• PROBLEM TO SOLVE: Every record should be written out exactly, please.

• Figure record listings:
-*-
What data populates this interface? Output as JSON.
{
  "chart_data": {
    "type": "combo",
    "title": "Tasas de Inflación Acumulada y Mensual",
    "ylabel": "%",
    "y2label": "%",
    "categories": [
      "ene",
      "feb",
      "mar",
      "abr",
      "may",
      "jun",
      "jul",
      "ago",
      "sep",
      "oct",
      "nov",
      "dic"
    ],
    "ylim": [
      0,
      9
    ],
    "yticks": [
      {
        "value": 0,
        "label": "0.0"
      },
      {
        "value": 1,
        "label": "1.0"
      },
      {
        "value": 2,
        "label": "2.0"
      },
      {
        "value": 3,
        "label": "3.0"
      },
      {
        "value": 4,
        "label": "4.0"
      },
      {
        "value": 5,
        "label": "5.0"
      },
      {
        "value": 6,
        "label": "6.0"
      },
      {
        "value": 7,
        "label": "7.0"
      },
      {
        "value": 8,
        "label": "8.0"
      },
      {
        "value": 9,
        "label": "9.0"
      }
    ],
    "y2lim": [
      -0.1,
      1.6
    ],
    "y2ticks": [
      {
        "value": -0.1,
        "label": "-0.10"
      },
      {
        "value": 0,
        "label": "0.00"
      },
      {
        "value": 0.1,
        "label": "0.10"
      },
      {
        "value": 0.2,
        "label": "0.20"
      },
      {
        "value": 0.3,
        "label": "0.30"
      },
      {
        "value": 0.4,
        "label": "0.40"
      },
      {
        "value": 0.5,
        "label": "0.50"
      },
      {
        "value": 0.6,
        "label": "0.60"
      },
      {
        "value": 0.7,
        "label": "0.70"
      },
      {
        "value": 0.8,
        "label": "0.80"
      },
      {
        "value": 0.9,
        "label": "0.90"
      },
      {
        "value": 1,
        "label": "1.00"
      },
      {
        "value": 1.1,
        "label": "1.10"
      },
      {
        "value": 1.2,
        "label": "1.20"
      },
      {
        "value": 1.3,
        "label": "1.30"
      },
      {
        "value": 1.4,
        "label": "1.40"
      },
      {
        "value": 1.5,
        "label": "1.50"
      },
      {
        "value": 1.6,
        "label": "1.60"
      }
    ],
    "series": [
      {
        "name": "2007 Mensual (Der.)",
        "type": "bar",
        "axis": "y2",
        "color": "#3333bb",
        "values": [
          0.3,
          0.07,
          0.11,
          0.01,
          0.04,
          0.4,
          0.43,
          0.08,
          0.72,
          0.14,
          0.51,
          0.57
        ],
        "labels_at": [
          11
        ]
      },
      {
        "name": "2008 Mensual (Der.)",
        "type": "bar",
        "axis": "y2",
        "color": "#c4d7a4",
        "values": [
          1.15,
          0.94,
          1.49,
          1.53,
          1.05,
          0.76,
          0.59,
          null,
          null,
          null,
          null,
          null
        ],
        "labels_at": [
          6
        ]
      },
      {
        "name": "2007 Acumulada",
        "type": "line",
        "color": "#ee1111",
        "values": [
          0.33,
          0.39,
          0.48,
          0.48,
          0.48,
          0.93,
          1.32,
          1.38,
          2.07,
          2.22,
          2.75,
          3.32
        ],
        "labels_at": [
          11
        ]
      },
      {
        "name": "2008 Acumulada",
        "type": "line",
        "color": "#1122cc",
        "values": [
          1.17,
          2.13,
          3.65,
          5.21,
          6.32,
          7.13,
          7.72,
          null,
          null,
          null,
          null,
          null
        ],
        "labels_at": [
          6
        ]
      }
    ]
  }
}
-*-
• FULL SOLUTION:
What data populates this interface? Output as JSON.
{
  "chart_data": {
    "type": "combo",
    "title": "Tasas de Inflación Acumulada y Mensual",
    "ylabel": "%",
    "y2label": "%",
    "categories": [
      "ene",
      "feb",
      "mar",
      "abr",
      "may",
      "jun",
      "jul",
      "ago",
      "sep",
      "oct",
      "nov",
      "dic"
    ],
    "ylim": [
      0,
      9
    ],
    "yticks": [
      {
        "value": 0,
        "label": "0.0"
      },
      {
        "value": 1,
        "label": "1.0"
      },
      {
        "value": 2,
        "label": "2.0"
      },
      {
        "value": 3,
        "label": "3.0"
      },
      {
        "value": 4,
        "label": "4.0"
      },
      {
        "value": 5,
        "label": "5.0"
      },
      {
        "value": 6,
        "label": "6.0"
      },
      {
        "value": 7,
        "label": "7.0"
      },
      {
        "value": 8,
        "label": "8.0"
      },
      {
        "value": 9,
        "label": "9.0"
      }
    ],
    "y2lim": [
      -0.1,
      1.6
    ],
    "y2ticks": [
      {
        "value": -0.1,
        "label": "-0.10"
      },
      {
        "value": 0,
        "label": "0.00"
      },
      {
        "value": 0.1,
        "label": "0.10"
      },
      {
        "value": 0.2,
        "label": "0.20"
      },
      {
        "value": 0.3,
        "label": "0.30"
      },
      {
        "value": 0.4,
        "label": "0.40"
      },
      {
        "value": 0.5,
        "label": "0.50"
      },
      {
        "value": 0.6,
        "label": "0.60"
      },
      {
        "value": 0.7,
        "label": "0.70"
      },
      {
        "value": 0.8,
        "label": "0.80"
      },
      {
        "value": 0.9,
        "label": "0.90"
      },
      {
        "value": 1,
        "label": "1.00"
      },
      {
        "value": 1.1,
        "label": "1.10"
      },
      {
        "value": 1.2,
        "label": "1.20"
      },
      {
        "value": 1.3,
        "label": "1.30"
      },
      {
        "value": 1.4,
        "label": "1.40"
      },
      {
        "value": 1.5,
        "label": "1.50"
      },
      {
        "value": 1.6,
        "label": "1.60"
      }
    ],
    "series": [
      {
        "name": "2007 Mensual (Der.)",
        "type": "bar",
        "axis": "y2",
        "color": "#3333bb",
        "values": [
          0.3,
          0.07,
          0.11,
          0.01,
          0.04,
          0.4,
          0.43,
          0.08,
          0.72,
          0.14,
          0.51,
          0.57
        ],
        "labels_at": [
          11
        ]
      },
      {
        "name": "2008 Mensual (Der.)",
        "type": "bar",
        "axis": "y2",
        "color": "#c4d7a4",
        "values": [
          1.15,
          0.94,
          1.49,
          1.53,
          1.05,
          0.76,
          0.59,
          null,
          null,
          null,
          null,
          null
        ],
        "labels_at": [
          6
        ]
      },
      {
        "name": "2007 Acumulada",
        "type": "line",
        "color": "#ee1111",
        "values": [
          0.33,
          0.39,
          0.48,
          0.48,
          0.48,
          0.93,
          1.32,
          1.38,
          2.07,
          2.22,
          2.75,
          3.32
        ],
        "labels_at": [
          11
        ]
      },
      {
        "name": "2008 Acumulada",
        "type": "line",
        "color": "#1122cc",
        "values": [
          1.17,
          2.13,
          3.65,
          5.21,
          6.32,
          7.13,
          7.72,
          null,
          null,
          null,
          null,
          null
        ],
        "labels_at": [
          6
        ]
      }
    ]
  }
}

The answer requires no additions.